Lines of data:

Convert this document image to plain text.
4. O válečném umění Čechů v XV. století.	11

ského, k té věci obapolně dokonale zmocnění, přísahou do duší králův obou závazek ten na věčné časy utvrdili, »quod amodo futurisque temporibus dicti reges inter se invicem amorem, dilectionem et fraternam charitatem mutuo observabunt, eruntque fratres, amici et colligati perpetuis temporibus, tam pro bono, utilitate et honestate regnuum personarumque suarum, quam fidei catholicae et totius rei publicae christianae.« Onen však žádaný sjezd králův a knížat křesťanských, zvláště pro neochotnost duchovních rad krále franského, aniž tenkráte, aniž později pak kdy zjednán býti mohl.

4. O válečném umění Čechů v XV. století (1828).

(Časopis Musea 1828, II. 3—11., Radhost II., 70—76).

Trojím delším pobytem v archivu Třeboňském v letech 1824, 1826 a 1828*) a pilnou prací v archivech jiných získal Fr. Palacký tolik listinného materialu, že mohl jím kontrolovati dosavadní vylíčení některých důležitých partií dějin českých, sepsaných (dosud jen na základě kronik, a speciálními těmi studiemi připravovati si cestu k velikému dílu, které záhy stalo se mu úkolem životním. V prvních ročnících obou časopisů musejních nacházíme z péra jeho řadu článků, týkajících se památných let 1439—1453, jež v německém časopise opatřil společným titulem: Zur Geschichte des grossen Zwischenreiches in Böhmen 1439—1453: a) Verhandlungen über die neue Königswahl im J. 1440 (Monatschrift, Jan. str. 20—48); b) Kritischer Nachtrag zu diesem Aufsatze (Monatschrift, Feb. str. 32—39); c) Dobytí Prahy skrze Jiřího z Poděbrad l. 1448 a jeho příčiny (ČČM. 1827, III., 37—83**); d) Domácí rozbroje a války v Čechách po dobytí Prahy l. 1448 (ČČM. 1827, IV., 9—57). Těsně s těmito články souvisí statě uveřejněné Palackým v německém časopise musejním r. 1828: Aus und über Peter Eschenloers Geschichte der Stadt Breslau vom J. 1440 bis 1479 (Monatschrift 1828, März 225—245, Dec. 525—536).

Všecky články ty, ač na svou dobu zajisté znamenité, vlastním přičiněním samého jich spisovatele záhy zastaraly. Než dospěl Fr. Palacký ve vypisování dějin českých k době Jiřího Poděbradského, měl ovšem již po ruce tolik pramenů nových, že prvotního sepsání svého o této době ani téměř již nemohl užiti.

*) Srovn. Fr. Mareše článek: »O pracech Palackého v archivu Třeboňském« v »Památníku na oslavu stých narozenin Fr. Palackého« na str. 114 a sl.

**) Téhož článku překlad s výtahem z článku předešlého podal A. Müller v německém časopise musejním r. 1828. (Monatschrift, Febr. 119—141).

■ **Goal of the exercise**: Search the entries for the word "válečném", then list each line that holds it.

■ **Answer to this task**:
4. O válečném umění Čechů v XV. století.	11
4. O válečném umění Čechů v XV. století (1828).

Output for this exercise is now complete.